The records:
• • • • •
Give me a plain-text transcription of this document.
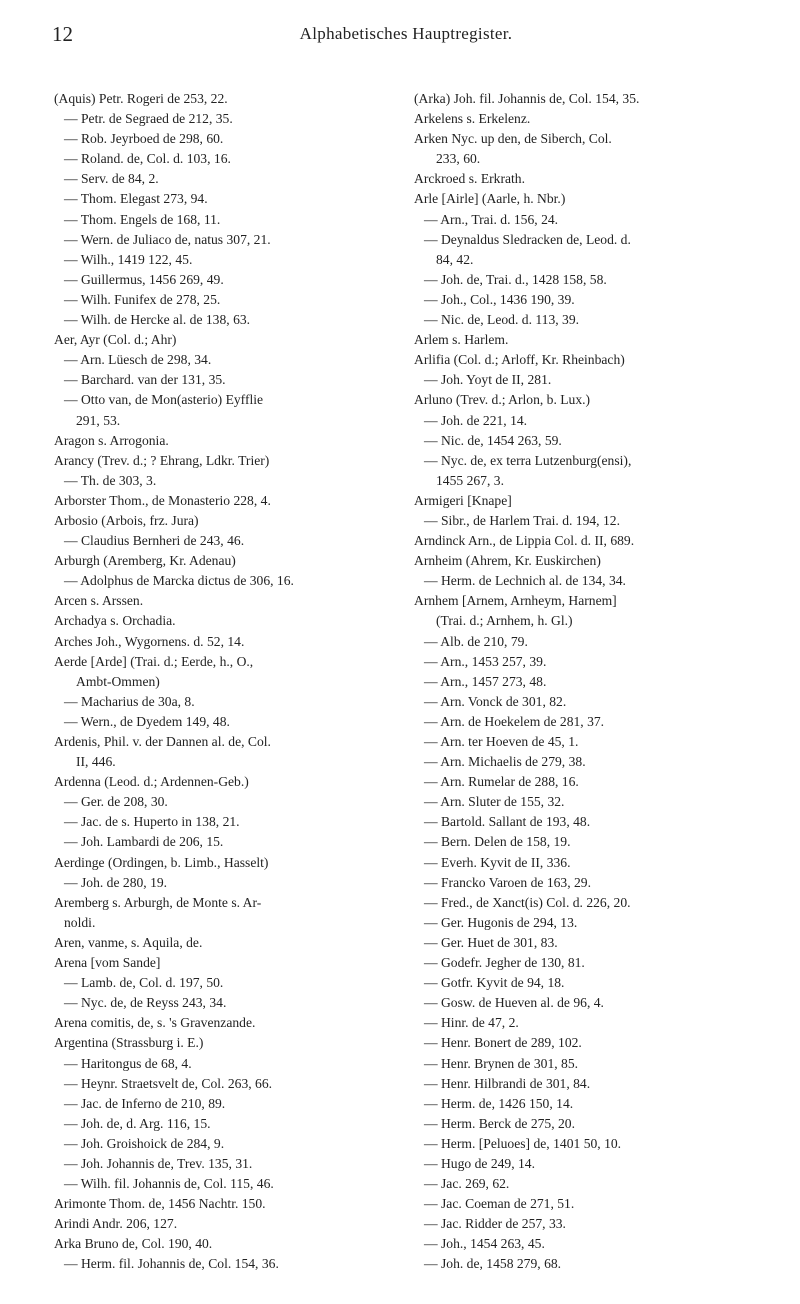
12	Alphabetisches Hauptregister.
(Aquis) Petr. Rogeri de 253, 22.
— Petr. de Segraed de 212, 35.
— Rob. Jeyrboed de 298, 60.
— Roland. de, Col. d. 103, 16.
— Serv. de 84, 2.
— Thom. Elegast 273, 94.
— Thom. Engels de 168, 11.
— Wern. de Juliaco de, natus 307, 21.
— Wilh., 1419 122, 45.
— Guillermus, 1456 269, 49.
— Wilh. Funifex de 278, 25.
— Wilh. de Hercke al. de 138, 63.
Aer, Ayr (Col. d.; Ahr)
— Arn. Lüesch de 298, 34.
— Barchard. van der 131, 35.
— Otto van, de Mon(asterio) Eyfflie
291, 53.
Aragon s. Arrogonia.
Arancy (Trev. d.; ? Ehrang, Ldkr. Trier)
— Th. de 303, 3.
Arborster Thom., de Monasterio 228, 4.
Arbosio (Arbois, frz. Jura)
— Claudius Bernheri de 243, 46.
Arburgh (Aremberg, Kr. Adenau)
— Adolphus de Marcka dictus de 306, 16.
Arcen s. Arssen.
Archadya s. Orchadia.
Arches Joh., Wygornens. d. 52, 14.
Aerde [Arde] (Trai. d.; Eerde, h., O.,
Ambt-Ommen)
— Macharius de 30a, 8.
— Wern., de Dyedem 149, 48.
Ardenis, Phil. v. der Dannen al. de, Col.
II, 446.
Ardenna (Leod. d.; Ardennen-Geb.)
— Ger. de 208, 30.
— Jac. de s. Huperto in 138, 21.
— Joh. Lambardi de 206, 15.
Aerdinge (Ordingen, b. Limb., Hasselt)
— Joh. de 280, 19.
Aremberg s. Arburgh, de Monte s. Ar-
noldi.
Aren, vanme, s. Aquila, de.
Arena [vom Sande]
— Lamb. de, Col. d. 197, 50.
— Nyc. de, de Reyss 243, 34.
Arena comitis, de, s. 's Gravenzande.
Argentina (Strassburg i. E.)
— Haritongus de 68, 4.
— Heynr. Straetsvelt de, Col. 263, 66.
— Jac. de Inferno de 210, 89.
— Joh. de, d. Arg. 116, 15.
— Joh. Groishoick de 284, 9.
— Joh. Johannis de, Trev. 135, 31.
— Wilh. fil. Johannis de, Col. 115, 46.
Arimonte Thom. de, 1456 Nachtr. 150.
Arindi Andr. 206, 127.
Arka Bruno de, Col. 190, 40.
— Herm. fil. Johannis de, Col. 154, 36.
(Arka) Joh. fil. Johannis de, Col. 154, 35.
Arkelens s. Erkelenz.
Arken Nyc. up den, de Siberch, Col.
233, 60.
Arckroed s. Erkrath.
Arle [Airle] (Aarle, h. Nbr.)
— Arn., Trai. d. 156, 24.
— Deynaldus Sledracken de, Leod. d.
84, 42.
— Joh. de, Trai. d., 1428 158, 58.
— Joh., Col., 1436 190, 39.
— Nic. de, Leod. d. 113, 39.
Arlem s. Harlem.
Arlifia (Col. d.; Arloff, Kr. Rheinbach)
— Joh. Yoyt de II, 281.
Arluno (Trev. d.; Arlon, b. Lux.)
— Joh. de 221, 14.
— Nic. de, 1454 263, 59.
— Nyc. de, ex terra Lutzenburg(ensi),
1455 267, 3.
Armigeri [Knape]
— Sibr., de Harlem Trai. d. 194, 12.
Arndinck Arn., de Lippia Col. d. II, 689.
Arnheim (Ahrem, Kr. Euskirchen)
— Herm. de Lechnich al. de 134, 34.
Arnhem [Arnem, Arnheym, Harnem]
(Trai. d.; Arnhem, h. Gl.)
— Alb. de 210, 79.
— Arn., 1453 257, 39.
— Arn., 1457 273, 48.
— Arn. Vonck de 301, 82.
— Arn. de Hoekelem de 281, 37.
— Arn. ter Hoeven de 45, 1.
— Arn. Michaelis de 279, 38.
— Arn. Rumelar de 288, 16.
— Arn. Sluter de 155, 32.
— Bartold. Sallant de 193, 48.
— Bern. Delen de 158, 19.
— Everh. Kyvit de II, 336.
— Francko Varoen de 163, 29.
— Fred., de Xanct(is) Col. d. 226, 20.
— Ger. Hugonis de 294, 13.
— Ger. Huet de 301, 83.
— Godefr. Jegher de 130, 81.
— Gotfr. Kyvit de 94, 18.
— Gosw. de Hueven al. de 96, 4.
— Hinr. de 47, 2.
— Henr. Bonert de 289, 102.
— Henr. Brynen de 301, 85.
— Henr. Hilbrandi de 301, 84.
— Herm. de, 1426 150, 14.
— Herm. Berck de 275, 20.
— Herm. [Peluoes] de, 1401 50, 10.
— Hugo de 249, 14.
— Jac. 269, 62.
— Jac. Coeman de 271, 51.
— Jac. Ridder de 257, 33.
— Joh., 1454 263, 45.
— Joh. de, 1458 279, 68.
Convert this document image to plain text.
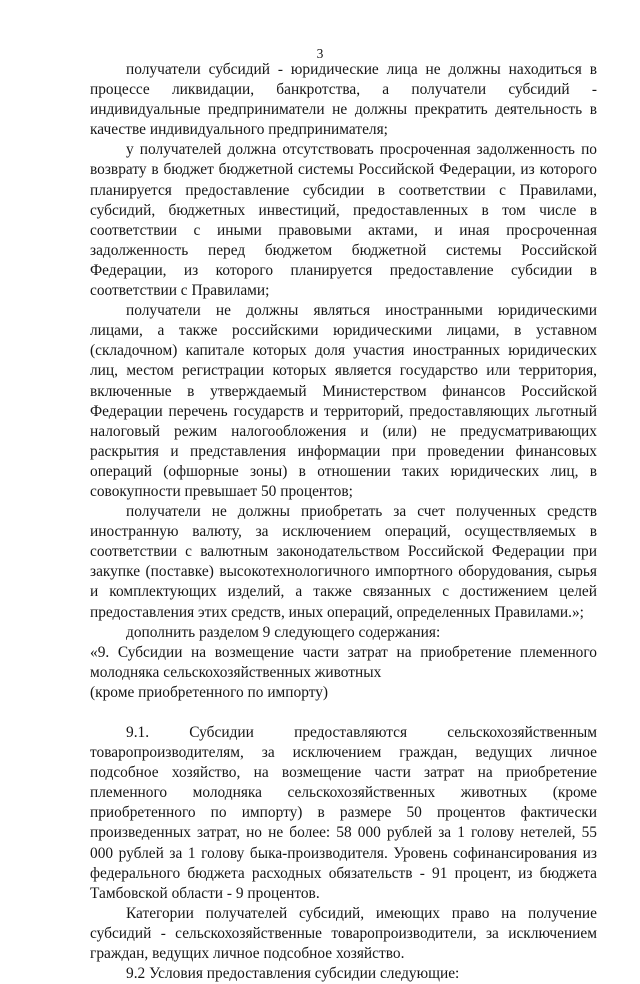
3

получатели субсидий - юридические лица не должны находиться в процессе ликвидации, банкротства, а получатели субсидий - индивидуальные предприниматели не должны прекратить деятельность в качестве индивидуального предпринимателя;

у получателей должна отсутствовать просроченная задолженность по возврату в бюджет бюджетной системы Российской Федерации, из которого планируется предоставление субсидии в соответствии с Правилами, субсидий, бюджетных инвестиций, предоставленных в том числе в соответствии с иными правовыми актами, и иная просроченная задолженность перед бюджетом бюджетной системы Российской Федерации, из которого планируется предоставление субсидии в соответствии с Правилами;

получатели не должны являться иностранными юридическими лицами, а также российскими юридическими лицами, в уставном (складочном) капитале которых доля участия иностранных юридических лиц, местом регистрации которых является государство или территория, включенные в утверждаемый Министерством финансов Российской Федерации перечень государств и территорий, предоставляющих льготный налоговый режим налогообложения и (или) не предусматривающих раскрытия и представления информации при проведении финансовых операций (офшорные зоны) в отношении таких юридических лиц, в совокупности превышает 50 процентов;

получатели не должны приобретать за счет полученных средств иностранную валюту, за исключением операций, осуществляемых в соответствии с валютным законодательством Российской Федерации при закупке (поставке) высокотехнологичного импортного оборудования, сырья и комплектующих изделий, а также связанных с достижением целей предоставления этих средств, иных операций, определенных Правилами.»;

дополнить разделом 9 следующего содержания:

«9. Субсидии на возмещение части затрат на приобретение племенного молодняка сельскохозяйственных животных

(кроме приобретенного по импорту)

9.1. Субсидии предоставляются сельскохозяйственным товаропроизводителям, за исключением граждан, ведущих личное подсобное хозяйство, на возмещение части затрат на приобретение племенного молодняка сельскохозяйственных животных (кроме приобретенного по импорту) в размере 50 процентов фактически произведенных затрат, но не более: 58 000 рублей за 1 голову нетелей, 55 000 рублей за 1 голову быка-производителя. Уровень софинансирования из федерального бюджета расходных обязательств - 91 процент, из бюджета Тамбовской области - 9 процентов.

Категории получателей субсидий, имеющих право на получение субсидий - сельскохозяйственные товаропроизводители, за исключением граждан, ведущих личное подсобное хозяйство.

9.2 Условия предоставления субсидии следующие:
• • • • •
What needs to be done: Gather all lines from the listing above in which "document" occurs.

Solution:
Give me a plain-text transcription of this document.
Convert this document image to plain text.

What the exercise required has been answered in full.